===== The data

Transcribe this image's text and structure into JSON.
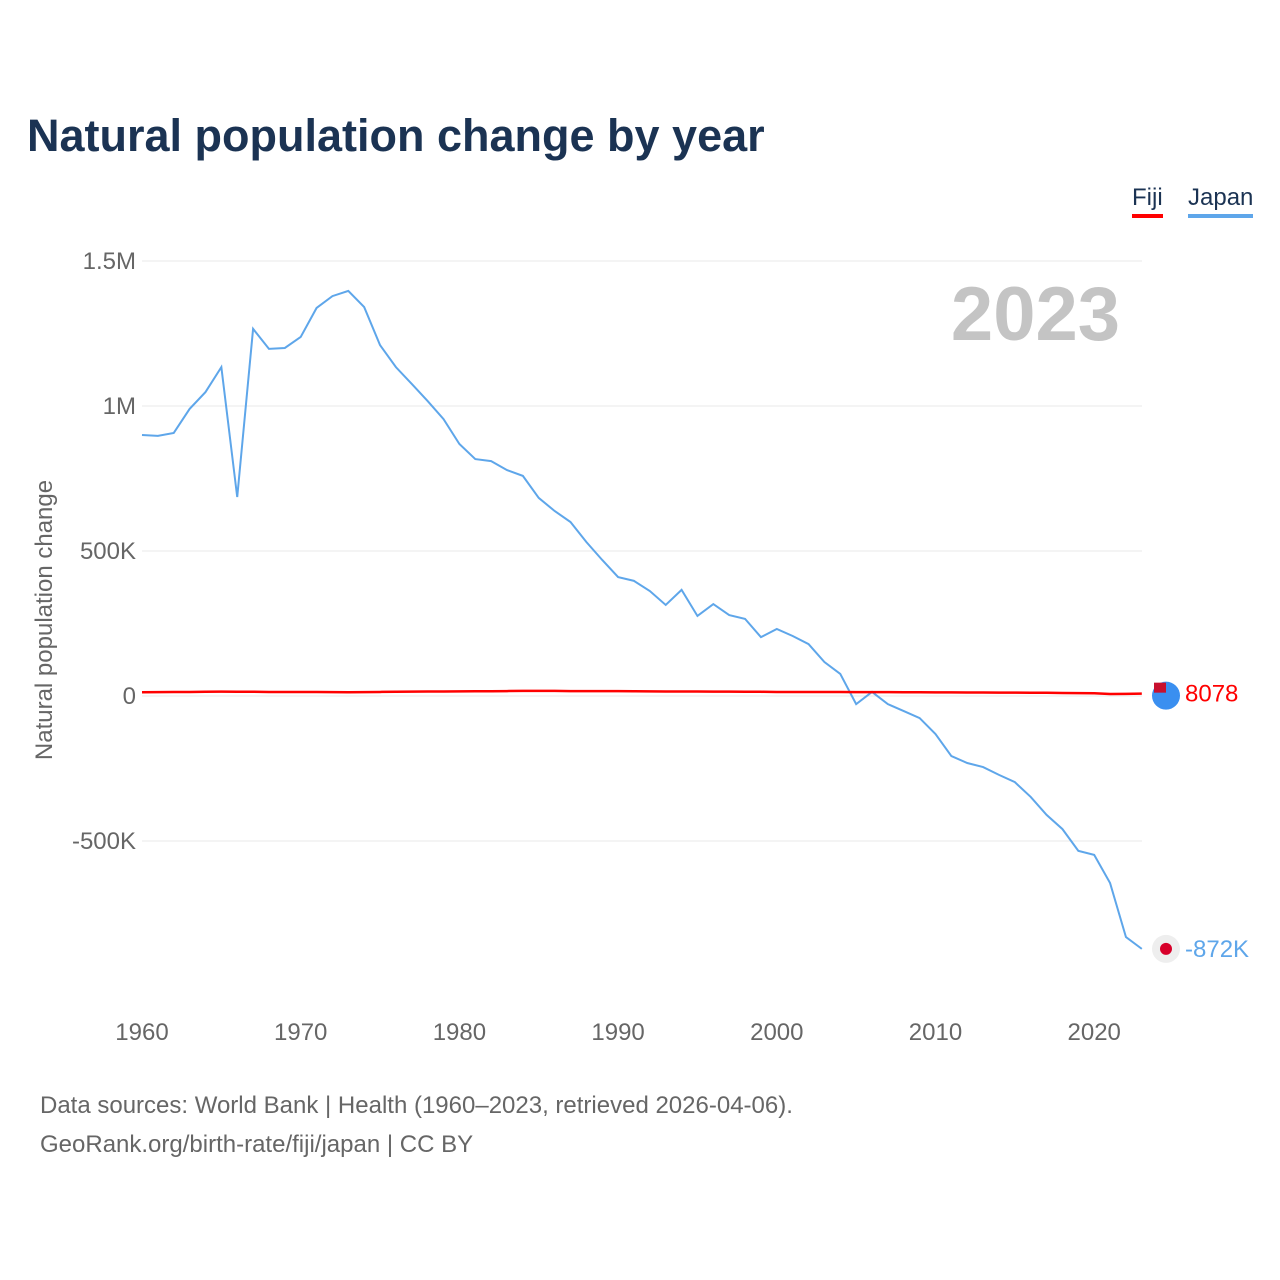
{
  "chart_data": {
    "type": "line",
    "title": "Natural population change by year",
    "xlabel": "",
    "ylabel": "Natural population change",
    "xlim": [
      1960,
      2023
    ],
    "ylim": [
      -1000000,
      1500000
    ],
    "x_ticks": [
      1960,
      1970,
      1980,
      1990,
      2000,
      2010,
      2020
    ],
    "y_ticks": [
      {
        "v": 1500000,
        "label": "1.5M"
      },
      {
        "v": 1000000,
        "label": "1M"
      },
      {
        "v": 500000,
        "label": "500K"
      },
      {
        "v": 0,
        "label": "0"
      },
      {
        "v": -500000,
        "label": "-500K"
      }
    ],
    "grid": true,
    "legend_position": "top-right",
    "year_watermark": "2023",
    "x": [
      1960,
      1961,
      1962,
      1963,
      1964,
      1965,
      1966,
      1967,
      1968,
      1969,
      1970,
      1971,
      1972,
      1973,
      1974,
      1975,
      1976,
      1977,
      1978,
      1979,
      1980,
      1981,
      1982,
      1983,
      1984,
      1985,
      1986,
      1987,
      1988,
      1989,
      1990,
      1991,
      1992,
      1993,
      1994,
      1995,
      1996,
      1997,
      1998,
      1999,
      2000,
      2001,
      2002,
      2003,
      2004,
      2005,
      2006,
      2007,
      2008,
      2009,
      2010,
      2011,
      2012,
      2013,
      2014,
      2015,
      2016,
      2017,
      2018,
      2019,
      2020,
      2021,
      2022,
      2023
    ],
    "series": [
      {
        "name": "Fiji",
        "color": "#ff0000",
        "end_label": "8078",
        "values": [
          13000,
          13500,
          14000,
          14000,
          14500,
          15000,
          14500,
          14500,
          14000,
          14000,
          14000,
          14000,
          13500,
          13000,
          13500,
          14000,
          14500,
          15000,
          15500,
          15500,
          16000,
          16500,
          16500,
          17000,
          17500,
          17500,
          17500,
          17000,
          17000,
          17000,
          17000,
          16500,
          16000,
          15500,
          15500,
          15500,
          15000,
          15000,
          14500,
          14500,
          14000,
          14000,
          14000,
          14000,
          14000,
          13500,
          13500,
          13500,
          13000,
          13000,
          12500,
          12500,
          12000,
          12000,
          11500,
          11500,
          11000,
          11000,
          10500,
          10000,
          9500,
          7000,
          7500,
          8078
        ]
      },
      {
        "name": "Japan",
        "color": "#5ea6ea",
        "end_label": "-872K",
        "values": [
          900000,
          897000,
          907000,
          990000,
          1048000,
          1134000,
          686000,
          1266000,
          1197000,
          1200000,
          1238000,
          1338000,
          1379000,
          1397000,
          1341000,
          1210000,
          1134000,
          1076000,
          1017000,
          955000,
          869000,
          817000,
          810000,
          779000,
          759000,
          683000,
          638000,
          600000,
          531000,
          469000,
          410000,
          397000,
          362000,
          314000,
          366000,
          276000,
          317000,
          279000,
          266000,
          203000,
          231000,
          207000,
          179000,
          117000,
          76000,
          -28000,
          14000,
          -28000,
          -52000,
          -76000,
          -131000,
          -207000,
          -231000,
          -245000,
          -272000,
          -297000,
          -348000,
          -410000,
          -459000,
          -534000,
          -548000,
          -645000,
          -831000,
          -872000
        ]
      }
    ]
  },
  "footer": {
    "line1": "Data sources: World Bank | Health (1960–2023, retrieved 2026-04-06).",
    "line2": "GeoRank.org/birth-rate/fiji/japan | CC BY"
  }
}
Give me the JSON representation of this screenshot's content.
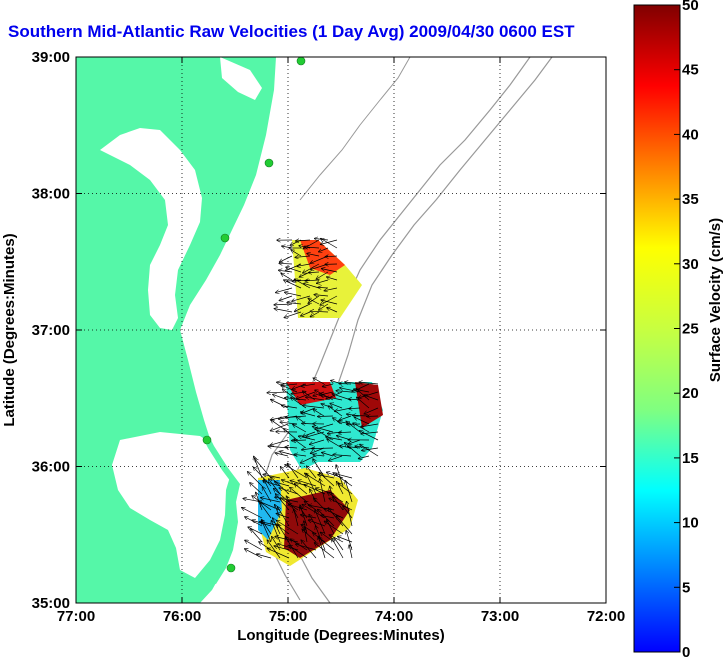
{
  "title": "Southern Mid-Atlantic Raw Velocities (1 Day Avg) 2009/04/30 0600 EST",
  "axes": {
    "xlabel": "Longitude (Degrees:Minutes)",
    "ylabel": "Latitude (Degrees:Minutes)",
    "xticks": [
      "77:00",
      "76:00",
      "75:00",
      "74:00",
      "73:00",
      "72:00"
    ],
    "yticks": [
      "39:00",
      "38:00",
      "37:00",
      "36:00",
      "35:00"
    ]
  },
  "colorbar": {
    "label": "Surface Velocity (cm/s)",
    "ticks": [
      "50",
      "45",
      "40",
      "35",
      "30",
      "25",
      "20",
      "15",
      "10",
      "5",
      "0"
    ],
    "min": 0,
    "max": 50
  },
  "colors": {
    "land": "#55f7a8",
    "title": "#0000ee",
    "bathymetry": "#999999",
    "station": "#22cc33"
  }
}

==========
===== The data

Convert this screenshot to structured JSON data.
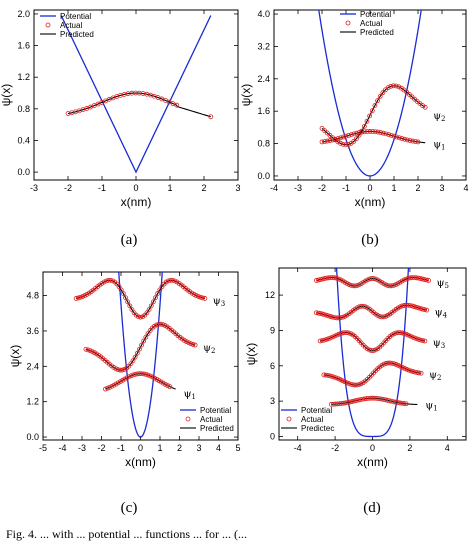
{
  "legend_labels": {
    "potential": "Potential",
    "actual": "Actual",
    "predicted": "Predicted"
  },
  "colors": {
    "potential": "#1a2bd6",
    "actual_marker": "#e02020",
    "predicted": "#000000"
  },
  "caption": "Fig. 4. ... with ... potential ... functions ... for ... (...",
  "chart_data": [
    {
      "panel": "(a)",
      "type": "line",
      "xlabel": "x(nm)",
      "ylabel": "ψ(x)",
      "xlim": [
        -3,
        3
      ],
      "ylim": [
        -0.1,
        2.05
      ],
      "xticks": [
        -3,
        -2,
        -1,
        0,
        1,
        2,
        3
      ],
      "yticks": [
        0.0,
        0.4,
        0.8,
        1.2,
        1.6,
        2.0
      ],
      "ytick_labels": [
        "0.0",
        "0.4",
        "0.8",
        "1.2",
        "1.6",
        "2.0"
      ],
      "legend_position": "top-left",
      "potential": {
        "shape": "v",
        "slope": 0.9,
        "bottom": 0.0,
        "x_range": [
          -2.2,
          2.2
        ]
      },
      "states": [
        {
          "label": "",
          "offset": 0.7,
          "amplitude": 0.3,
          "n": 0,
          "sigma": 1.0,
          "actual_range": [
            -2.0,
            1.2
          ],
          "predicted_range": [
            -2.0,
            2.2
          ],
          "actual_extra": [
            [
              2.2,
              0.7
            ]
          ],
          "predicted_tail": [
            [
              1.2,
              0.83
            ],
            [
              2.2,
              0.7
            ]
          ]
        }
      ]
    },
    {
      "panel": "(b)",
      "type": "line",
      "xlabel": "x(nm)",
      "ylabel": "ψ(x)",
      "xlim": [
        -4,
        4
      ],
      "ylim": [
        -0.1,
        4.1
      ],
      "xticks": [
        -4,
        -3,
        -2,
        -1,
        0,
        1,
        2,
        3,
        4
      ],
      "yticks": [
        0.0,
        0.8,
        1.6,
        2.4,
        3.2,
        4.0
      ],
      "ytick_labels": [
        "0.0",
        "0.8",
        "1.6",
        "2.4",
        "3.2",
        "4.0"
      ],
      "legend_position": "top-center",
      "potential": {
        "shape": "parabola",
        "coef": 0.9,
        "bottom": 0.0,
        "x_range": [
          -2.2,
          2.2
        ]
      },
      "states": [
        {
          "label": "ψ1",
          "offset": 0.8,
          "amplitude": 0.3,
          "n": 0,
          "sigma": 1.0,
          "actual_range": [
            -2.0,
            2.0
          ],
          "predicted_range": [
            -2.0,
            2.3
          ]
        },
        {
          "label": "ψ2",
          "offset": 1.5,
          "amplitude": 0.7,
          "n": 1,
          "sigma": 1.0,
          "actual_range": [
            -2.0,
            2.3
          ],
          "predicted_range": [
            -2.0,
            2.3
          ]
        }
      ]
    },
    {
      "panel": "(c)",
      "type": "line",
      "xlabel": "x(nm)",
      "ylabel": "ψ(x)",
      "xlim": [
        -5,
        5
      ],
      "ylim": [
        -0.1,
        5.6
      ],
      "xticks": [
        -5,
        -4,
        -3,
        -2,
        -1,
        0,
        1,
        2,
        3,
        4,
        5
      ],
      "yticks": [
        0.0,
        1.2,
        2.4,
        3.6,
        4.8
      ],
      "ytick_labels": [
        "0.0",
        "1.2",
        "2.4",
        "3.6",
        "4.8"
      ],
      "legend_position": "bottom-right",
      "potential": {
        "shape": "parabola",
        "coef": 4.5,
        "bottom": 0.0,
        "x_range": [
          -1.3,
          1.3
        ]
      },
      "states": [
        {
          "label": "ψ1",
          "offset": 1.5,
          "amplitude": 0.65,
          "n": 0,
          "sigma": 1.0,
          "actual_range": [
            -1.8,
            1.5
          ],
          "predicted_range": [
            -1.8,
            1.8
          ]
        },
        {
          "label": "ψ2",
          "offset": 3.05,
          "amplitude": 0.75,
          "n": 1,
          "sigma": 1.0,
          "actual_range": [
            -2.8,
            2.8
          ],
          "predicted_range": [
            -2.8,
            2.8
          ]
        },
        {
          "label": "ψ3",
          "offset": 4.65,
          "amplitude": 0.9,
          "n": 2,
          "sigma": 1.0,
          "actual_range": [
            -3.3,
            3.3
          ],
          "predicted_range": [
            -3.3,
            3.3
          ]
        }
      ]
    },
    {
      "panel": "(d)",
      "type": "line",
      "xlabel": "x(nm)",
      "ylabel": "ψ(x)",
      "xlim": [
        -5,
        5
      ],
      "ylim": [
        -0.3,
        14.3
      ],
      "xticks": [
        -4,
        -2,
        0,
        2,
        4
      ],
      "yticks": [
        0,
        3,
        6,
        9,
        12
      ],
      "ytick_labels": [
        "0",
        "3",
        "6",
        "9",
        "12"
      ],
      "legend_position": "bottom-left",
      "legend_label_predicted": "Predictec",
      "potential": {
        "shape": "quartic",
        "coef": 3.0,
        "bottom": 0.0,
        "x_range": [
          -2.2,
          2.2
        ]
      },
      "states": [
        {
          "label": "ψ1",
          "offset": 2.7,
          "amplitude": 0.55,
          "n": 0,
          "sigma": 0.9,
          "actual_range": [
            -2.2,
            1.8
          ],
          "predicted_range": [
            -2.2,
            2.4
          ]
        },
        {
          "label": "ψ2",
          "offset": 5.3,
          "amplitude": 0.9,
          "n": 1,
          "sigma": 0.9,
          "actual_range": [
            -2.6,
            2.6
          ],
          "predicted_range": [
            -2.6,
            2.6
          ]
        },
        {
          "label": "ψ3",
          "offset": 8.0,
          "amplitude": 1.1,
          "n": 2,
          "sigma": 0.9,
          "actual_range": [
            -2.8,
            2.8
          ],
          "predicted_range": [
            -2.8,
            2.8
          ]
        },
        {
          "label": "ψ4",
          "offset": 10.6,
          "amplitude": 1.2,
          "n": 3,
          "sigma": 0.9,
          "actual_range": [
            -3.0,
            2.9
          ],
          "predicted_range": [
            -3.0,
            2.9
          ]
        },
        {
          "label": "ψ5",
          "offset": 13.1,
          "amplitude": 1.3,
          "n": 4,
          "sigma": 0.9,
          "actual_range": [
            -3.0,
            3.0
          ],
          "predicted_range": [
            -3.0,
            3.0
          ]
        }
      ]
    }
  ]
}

==========

Select, from the listing, all lines that include the word "population".

    "title": "Natural population change by year",
    "ylabel": "Natural population change",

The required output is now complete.